RECORDED INFORMATION:
▬▬▬▬▬▬

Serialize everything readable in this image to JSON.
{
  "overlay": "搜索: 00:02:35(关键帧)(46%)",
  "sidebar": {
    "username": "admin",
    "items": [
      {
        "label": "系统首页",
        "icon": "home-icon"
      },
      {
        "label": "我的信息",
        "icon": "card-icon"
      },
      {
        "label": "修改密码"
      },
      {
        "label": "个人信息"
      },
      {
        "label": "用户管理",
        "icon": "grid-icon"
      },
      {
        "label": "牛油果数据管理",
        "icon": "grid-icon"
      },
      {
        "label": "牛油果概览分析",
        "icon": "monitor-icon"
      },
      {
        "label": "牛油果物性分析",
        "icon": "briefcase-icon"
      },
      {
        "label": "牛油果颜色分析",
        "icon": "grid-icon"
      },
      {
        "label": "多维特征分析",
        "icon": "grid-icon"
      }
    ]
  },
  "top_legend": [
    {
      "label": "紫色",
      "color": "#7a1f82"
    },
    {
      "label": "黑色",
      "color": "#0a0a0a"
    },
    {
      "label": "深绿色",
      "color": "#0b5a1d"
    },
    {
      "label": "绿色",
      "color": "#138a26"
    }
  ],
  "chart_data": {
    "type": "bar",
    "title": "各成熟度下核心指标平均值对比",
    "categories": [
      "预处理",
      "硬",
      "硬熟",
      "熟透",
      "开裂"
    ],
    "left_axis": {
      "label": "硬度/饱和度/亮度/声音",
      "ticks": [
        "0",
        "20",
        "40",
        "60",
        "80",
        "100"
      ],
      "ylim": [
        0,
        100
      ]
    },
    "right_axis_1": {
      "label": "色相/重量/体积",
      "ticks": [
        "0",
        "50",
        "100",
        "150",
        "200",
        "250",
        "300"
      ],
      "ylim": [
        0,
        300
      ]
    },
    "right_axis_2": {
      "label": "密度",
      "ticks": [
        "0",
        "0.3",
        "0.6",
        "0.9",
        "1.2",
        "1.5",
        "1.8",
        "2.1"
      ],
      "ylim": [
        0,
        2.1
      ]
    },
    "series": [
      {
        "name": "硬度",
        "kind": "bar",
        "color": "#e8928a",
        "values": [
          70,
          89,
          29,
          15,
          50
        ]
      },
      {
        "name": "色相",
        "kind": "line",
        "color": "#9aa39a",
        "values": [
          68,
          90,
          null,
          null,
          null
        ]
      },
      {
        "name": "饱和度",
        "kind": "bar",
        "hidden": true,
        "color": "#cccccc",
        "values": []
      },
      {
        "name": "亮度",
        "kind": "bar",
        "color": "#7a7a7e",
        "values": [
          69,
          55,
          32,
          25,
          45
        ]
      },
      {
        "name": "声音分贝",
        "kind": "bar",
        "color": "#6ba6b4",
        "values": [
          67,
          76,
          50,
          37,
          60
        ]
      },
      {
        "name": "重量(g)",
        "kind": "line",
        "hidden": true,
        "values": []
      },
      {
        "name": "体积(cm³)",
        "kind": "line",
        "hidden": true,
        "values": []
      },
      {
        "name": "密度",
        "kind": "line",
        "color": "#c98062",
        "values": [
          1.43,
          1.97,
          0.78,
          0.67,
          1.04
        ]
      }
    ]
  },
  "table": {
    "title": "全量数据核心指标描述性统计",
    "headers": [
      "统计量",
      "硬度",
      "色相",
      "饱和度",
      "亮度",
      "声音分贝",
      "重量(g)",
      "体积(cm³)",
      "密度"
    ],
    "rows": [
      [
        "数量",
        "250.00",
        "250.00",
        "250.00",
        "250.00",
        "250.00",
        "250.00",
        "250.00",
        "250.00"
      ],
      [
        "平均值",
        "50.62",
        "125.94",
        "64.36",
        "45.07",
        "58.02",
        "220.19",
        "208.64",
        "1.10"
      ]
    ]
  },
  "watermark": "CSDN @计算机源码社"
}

▬▬▬▬▬▬

Using the records given above, list every line that includes the word "color".

RESPONSE FOR THIS EXERCISE:
      "color": "#7a1f82"
      "color": "#0a0a0a"
      "color": "#0b5a1d"
      "color": "#138a26"
        "color": "#e8928a",
        "color": "#9aa39a",
        "color": "#cccccc",
        "color": "#7a7a7e",
        "color": "#6ba6b4",
        "color": "#c98062",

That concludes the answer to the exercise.